** Begin **

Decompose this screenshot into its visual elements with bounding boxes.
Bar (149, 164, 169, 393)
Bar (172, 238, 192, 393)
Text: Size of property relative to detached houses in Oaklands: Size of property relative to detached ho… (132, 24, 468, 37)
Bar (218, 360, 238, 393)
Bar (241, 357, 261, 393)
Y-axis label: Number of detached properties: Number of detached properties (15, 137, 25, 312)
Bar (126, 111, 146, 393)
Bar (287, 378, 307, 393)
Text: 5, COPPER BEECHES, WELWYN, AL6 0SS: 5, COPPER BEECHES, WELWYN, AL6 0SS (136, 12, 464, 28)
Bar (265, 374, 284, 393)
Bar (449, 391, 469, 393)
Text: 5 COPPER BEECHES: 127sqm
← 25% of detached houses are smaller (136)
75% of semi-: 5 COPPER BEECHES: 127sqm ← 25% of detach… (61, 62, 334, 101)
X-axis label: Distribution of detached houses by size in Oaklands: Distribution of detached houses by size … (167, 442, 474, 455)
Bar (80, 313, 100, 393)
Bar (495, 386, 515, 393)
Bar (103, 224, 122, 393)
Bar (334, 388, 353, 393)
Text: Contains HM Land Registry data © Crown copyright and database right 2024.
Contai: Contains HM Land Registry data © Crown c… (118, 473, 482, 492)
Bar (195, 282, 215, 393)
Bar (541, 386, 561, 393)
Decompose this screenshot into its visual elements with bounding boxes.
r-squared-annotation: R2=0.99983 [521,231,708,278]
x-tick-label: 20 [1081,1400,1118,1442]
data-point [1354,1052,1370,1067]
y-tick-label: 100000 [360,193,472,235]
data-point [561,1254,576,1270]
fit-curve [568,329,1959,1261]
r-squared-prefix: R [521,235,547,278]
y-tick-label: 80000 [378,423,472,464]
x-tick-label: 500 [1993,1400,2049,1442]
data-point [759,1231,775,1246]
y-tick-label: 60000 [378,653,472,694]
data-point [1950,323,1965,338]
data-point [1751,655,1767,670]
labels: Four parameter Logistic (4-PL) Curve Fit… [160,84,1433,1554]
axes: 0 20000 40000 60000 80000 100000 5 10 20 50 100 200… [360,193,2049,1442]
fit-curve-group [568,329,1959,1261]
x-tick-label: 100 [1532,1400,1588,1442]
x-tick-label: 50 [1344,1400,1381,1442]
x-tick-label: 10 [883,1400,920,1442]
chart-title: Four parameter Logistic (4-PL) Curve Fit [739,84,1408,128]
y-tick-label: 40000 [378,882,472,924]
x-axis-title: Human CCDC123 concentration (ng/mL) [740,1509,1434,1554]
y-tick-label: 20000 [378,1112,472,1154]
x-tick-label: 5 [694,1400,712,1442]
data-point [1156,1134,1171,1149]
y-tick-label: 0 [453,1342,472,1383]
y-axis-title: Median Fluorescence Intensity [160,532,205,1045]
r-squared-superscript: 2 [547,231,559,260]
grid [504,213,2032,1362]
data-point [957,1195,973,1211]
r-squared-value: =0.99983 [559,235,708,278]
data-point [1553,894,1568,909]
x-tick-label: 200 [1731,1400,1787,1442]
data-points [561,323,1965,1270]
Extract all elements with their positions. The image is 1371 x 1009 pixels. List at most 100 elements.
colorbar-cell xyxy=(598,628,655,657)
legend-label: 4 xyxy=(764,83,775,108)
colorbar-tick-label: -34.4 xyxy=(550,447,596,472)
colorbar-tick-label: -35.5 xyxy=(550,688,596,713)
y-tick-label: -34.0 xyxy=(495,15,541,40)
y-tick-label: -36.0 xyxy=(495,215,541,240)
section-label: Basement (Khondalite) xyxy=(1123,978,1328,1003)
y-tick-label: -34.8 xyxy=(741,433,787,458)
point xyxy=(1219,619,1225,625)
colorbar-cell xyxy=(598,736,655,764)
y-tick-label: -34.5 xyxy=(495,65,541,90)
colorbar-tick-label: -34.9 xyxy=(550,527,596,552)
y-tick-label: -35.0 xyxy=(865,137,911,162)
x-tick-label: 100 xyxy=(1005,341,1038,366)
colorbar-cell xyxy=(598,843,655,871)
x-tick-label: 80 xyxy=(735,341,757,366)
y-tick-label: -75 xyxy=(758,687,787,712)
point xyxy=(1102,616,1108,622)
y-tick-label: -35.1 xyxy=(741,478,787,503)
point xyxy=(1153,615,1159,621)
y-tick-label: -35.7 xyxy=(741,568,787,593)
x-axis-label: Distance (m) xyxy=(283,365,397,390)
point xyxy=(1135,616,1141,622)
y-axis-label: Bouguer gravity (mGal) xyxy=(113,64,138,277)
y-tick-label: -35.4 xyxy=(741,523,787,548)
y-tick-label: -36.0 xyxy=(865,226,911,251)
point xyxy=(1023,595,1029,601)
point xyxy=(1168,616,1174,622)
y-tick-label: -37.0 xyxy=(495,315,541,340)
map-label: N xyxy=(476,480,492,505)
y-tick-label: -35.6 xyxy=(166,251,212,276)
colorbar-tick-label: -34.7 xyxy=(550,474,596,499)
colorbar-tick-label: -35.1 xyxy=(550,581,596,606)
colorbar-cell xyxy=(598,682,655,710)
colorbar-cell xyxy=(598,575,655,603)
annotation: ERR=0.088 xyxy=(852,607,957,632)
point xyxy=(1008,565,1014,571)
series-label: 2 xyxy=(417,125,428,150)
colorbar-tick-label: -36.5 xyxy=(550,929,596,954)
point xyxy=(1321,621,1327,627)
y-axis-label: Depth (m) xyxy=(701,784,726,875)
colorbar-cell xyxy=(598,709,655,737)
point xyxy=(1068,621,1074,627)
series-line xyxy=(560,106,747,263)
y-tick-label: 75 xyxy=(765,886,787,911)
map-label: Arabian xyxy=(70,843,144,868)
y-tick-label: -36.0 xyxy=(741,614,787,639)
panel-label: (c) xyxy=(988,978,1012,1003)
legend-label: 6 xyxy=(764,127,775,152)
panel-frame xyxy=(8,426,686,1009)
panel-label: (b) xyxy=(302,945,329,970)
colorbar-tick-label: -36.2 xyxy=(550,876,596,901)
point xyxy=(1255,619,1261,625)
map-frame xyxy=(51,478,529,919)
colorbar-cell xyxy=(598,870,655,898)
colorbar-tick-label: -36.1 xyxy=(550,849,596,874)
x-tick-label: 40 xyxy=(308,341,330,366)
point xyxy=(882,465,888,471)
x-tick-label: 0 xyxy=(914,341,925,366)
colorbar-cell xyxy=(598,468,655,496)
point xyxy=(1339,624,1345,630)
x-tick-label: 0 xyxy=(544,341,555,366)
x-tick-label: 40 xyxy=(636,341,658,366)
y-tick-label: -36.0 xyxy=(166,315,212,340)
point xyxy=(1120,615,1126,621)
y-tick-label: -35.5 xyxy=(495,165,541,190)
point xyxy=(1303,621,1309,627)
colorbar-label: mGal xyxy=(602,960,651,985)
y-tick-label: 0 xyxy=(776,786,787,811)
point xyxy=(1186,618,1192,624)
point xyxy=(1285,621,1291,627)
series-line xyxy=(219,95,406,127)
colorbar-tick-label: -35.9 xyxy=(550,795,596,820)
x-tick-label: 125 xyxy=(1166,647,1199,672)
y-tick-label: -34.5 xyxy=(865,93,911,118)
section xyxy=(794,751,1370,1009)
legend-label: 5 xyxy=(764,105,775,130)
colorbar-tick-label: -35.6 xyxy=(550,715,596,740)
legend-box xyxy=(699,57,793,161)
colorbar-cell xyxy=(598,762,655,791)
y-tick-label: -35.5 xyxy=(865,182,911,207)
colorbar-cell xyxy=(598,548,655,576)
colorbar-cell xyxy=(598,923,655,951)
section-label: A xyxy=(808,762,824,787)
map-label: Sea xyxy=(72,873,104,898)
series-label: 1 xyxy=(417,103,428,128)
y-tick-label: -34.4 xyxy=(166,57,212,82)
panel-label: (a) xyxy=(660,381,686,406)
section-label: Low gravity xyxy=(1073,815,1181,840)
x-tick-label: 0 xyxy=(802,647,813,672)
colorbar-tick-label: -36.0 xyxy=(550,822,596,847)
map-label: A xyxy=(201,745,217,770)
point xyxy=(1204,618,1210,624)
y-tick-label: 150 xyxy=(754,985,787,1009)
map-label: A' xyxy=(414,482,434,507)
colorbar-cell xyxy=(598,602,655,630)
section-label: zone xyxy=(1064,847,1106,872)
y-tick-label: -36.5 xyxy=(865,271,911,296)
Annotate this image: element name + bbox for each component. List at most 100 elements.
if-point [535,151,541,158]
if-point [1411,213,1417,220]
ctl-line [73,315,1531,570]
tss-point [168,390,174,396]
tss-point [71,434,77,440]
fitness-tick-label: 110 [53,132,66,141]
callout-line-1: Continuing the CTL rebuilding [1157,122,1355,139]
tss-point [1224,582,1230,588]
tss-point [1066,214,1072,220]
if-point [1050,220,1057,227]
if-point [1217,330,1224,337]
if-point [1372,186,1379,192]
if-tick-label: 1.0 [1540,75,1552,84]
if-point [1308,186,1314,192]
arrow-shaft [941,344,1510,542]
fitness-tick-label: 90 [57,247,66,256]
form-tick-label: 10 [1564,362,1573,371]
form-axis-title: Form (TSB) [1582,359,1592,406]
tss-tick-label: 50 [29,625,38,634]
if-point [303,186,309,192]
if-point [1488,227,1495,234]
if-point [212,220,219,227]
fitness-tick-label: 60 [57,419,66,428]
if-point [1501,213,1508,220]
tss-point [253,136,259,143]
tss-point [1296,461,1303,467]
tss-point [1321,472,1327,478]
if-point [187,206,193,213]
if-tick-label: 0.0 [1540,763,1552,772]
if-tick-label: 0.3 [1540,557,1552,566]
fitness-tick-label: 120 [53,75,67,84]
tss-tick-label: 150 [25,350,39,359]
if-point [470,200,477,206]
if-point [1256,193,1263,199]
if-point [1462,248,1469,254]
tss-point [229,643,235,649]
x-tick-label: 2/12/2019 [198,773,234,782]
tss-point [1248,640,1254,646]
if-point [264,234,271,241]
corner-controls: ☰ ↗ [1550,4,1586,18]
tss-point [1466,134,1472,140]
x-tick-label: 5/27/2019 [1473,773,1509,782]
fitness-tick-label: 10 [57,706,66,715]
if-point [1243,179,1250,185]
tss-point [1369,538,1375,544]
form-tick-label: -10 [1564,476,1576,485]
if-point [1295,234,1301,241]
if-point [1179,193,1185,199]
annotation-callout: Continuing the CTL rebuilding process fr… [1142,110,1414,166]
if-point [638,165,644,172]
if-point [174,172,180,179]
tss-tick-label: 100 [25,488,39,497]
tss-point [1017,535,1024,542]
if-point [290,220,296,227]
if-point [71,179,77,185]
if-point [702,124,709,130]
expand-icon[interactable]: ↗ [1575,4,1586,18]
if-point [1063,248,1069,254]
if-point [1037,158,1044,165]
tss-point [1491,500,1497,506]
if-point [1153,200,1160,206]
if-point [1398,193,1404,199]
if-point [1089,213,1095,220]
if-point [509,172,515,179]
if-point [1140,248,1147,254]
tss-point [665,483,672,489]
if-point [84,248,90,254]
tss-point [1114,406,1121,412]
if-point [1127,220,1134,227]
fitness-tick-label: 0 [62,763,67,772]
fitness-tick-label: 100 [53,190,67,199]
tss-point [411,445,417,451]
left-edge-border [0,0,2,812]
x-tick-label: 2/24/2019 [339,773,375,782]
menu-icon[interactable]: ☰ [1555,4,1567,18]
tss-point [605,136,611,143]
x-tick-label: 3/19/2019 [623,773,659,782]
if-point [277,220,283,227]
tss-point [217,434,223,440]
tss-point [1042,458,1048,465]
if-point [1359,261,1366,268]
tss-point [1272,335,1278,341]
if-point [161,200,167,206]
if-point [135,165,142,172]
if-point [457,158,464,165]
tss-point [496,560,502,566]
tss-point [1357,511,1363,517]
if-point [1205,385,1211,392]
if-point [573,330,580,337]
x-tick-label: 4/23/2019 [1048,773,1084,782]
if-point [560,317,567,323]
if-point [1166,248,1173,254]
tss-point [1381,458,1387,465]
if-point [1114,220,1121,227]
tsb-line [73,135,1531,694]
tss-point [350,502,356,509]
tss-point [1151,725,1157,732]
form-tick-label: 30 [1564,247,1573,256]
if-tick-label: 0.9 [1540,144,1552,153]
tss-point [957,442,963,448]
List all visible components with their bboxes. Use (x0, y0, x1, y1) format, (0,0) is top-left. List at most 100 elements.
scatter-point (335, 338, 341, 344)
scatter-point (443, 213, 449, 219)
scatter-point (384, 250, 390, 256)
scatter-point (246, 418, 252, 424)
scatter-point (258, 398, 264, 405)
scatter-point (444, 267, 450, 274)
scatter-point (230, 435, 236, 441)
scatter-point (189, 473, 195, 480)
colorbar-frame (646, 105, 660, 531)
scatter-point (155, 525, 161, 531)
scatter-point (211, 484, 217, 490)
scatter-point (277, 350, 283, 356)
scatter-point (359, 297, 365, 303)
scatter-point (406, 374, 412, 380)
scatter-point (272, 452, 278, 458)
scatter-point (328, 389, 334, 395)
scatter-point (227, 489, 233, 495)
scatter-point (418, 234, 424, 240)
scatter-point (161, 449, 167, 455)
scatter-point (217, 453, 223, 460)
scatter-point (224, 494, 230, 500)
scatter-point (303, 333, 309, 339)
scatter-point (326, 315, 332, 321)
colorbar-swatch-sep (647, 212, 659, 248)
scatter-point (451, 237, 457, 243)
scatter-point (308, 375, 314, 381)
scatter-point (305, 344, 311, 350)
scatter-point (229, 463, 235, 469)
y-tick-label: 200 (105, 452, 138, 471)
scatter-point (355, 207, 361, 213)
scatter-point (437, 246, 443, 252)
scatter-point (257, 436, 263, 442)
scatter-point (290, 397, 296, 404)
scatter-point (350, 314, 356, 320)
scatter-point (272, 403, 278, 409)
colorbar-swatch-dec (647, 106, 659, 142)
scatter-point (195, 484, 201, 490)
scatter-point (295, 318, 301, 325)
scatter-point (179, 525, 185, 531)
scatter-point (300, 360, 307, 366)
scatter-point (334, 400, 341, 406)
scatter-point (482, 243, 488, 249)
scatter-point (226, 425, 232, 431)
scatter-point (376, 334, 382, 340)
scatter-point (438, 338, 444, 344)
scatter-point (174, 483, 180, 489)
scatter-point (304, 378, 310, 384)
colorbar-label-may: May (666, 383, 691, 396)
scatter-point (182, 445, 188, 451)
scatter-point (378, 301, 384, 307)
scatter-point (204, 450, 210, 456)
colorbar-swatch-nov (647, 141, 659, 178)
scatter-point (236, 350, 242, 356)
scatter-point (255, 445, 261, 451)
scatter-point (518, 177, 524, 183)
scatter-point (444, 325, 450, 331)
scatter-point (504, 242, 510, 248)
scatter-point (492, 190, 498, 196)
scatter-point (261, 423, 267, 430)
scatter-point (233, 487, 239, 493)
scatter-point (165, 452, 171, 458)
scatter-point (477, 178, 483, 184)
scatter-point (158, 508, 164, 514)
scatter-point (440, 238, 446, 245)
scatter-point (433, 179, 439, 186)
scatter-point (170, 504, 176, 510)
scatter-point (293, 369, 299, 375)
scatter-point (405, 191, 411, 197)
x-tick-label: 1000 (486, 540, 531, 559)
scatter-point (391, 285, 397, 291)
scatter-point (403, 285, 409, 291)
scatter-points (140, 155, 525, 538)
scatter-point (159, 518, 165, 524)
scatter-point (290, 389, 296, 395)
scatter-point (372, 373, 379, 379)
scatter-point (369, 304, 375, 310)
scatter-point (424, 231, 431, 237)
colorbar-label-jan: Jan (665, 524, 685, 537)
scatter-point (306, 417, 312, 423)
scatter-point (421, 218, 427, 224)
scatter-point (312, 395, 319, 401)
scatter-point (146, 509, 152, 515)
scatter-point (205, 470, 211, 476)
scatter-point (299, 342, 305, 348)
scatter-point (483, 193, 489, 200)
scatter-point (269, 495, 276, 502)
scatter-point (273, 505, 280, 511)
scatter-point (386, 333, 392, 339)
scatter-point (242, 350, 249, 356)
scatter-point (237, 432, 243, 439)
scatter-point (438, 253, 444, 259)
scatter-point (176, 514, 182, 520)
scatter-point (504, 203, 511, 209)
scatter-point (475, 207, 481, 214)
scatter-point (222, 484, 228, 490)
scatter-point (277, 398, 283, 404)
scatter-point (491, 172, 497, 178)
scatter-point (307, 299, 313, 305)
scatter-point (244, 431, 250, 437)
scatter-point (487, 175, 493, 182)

** End **

◆ Exercise objective ◆
Can you retype the data above line for line, beginning at its very first line and stopping after the line that contains "Bar (287, 378, 307, 393)"?

◆ Reply to the exercise ◆
Decompose this screenshot into its visual elements with bounding boxes.
Bar (149, 164, 169, 393)
Bar (172, 238, 192, 393)
Text: Size of property relative to detached houses in Oaklands: Size of property relative to detached ho… (132, 24, 468, 37)
Bar (218, 360, 238, 393)
Bar (241, 357, 261, 393)
Y-axis label: Number of detached properties: Number of detached properties (15, 137, 25, 312)
Bar (126, 111, 146, 393)
Bar (287, 378, 307, 393)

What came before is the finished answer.